WORK TO COMPLETE ::
Copy out the entries in full and with complete accuracy; pictures are excluded.

GIVEN ENTRIES ::
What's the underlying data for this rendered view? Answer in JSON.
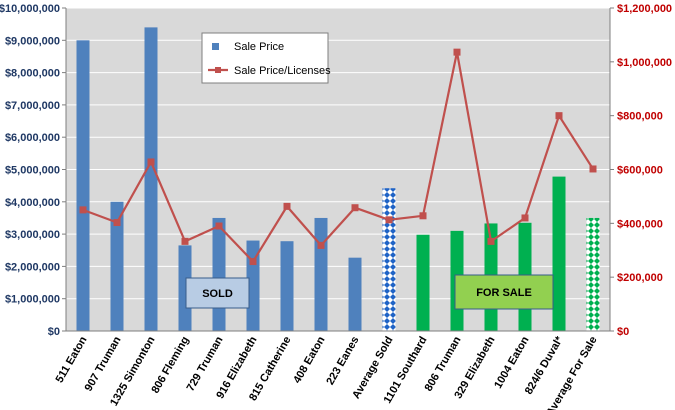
{
  "chart_data": {
    "type": "bar",
    "categories": [
      "511 Eaton",
      "907 Truman",
      "1325 Simonton",
      "806 Fleming",
      "729 Truman",
      "916 Elizabeth",
      "815 Catherine",
      "408 Eaton",
      "223 Eanes",
      "Average Sold",
      "1101 Southard",
      "806 Truman",
      "329 Elizabeth",
      "1004 Eaton",
      "824/6 Duval*",
      "Average For Sale"
    ],
    "series": [
      {
        "name": "Sale Price",
        "type": "bar",
        "axis": "left",
        "values": [
          9000000,
          4000000,
          9400000,
          2650000,
          3500000,
          2800000,
          2780000,
          3500000,
          2270000,
          4420000,
          2980000,
          3100000,
          3330000,
          3350000,
          4780000,
          3500000
        ],
        "bar_colors": [
          "#4f81bd",
          "#4f81bd",
          "#4f81bd",
          "#4f81bd",
          "#4f81bd",
          "#4f81bd",
          "#4f81bd",
          "#4f81bd",
          "#4f81bd",
          "#4f81bd",
          "#00b050",
          "#00b050",
          "#00b050",
          "#00b050",
          "#00b050",
          "#00b050"
        ],
        "patterned": [
          false,
          false,
          false,
          false,
          false,
          false,
          false,
          false,
          false,
          true,
          false,
          false,
          false,
          false,
          false,
          true
        ]
      },
      {
        "name": "Sale Price/Licenses",
        "type": "line",
        "axis": "right",
        "values": [
          450000,
          403000,
          628000,
          333000,
          390000,
          258000,
          463000,
          318000,
          458000,
          413000,
          428000,
          1036000,
          333000,
          420000,
          800000,
          602000
        ]
      }
    ],
    "y_left": {
      "min": 0,
      "max": 10000000,
      "step": 1000000,
      "ticks": [
        "$0",
        "$1,000,000",
        "$2,000,000",
        "$3,000,000",
        "$4,000,000",
        "$5,000,000",
        "$6,000,000",
        "$7,000,000",
        "$8,000,000",
        "$9,000,000",
        "$10,000,000"
      ]
    },
    "y_right": {
      "min": 0,
      "max": 1200000,
      "step": 200000,
      "ticks": [
        "$0",
        "$200,000",
        "$400,000",
        "$600,000",
        "$800,000",
        "$1,000,000",
        "$1,200,000"
      ]
    },
    "annotations": [
      {
        "text": "SOLD"
      },
      {
        "text": "FOR SALE"
      }
    ],
    "legend_position": "top-right",
    "grid": true,
    "colors": {
      "sold_bar": "#4f81bd",
      "sale_bar": "#00b050",
      "line": "#c0504d",
      "plot_bg": "#d9d9d9",
      "gridline": "#ffffff",
      "left_axis_text": "#1f3864",
      "right_axis_text": "#c00000",
      "sold_box": "#b8cce4",
      "sale_box": "#92d050"
    }
  }
}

COMPLETE ANSWER ::
What's the underlying data for this rendered view? Answer in JSON.
{
  "chart_data": {
    "type": "bar",
    "categories": [
      "511 Eaton",
      "907 Truman",
      "1325 Simonton",
      "806 Fleming",
      "729 Truman",
      "916 Elizabeth",
      "815 Catherine",
      "408 Eaton",
      "223 Eanes",
      "Average Sold",
      "1101 Southard",
      "806 Truman",
      "329 Elizabeth",
      "1004 Eaton",
      "824/6 Duval*",
      "Average For Sale"
    ],
    "series": [
      {
        "name": "Sale Price",
        "type": "bar",
        "axis": "left",
        "values": [
          9000000,
          4000000,
          9400000,
          2650000,
          3500000,
          2800000,
          2780000,
          3500000,
          2270000,
          4420000,
          2980000,
          3100000,
          3330000,
          3350000,
          4780000,
          3500000
        ],
        "bar_colors": [
          "#4f81bd",
          "#4f81bd",
          "#4f81bd",
          "#4f81bd",
          "#4f81bd",
          "#4f81bd",
          "#4f81bd",
          "#4f81bd",
          "#4f81bd",
          "#4f81bd",
          "#00b050",
          "#00b050",
          "#00b050",
          "#00b050",
          "#00b050",
          "#00b050"
        ],
        "patterned": [
          false,
          false,
          false,
          false,
          false,
          false,
          false,
          false,
          false,
          true,
          false,
          false,
          false,
          false,
          false,
          true
        ]
      },
      {
        "name": "Sale Price/Licenses",
        "type": "line",
        "axis": "right",
        "values": [
          450000,
          403000,
          628000,
          333000,
          390000,
          258000,
          463000,
          318000,
          458000,
          413000,
          428000,
          1036000,
          333000,
          420000,
          800000,
          602000
        ]
      }
    ],
    "y_left": {
      "min": 0,
      "max": 10000000,
      "step": 1000000,
      "ticks": [
        "$0",
        "$1,000,000",
        "$2,000,000",
        "$3,000,000",
        "$4,000,000",
        "$5,000,000",
        "$6,000,000",
        "$7,000,000",
        "$8,000,000",
        "$9,000,000",
        "$10,000,000"
      ]
    },
    "y_right": {
      "min": 0,
      "max": 1200000,
      "step": 200000,
      "ticks": [
        "$0",
        "$200,000",
        "$400,000",
        "$600,000",
        "$800,000",
        "$1,000,000",
        "$1,200,000"
      ]
    },
    "annotations": [
      {
        "text": "SOLD"
      },
      {
        "text": "FOR SALE"
      }
    ],
    "legend_position": "top-right",
    "grid": true,
    "colors": {
      "sold_bar": "#4f81bd",
      "sale_bar": "#00b050",
      "line": "#c0504d",
      "plot_bg": "#d9d9d9",
      "gridline": "#ffffff",
      "left_axis_text": "#1f3864",
      "right_axis_text": "#c00000",
      "sold_box": "#b8cce4",
      "sale_box": "#92d050"
    }
  }
}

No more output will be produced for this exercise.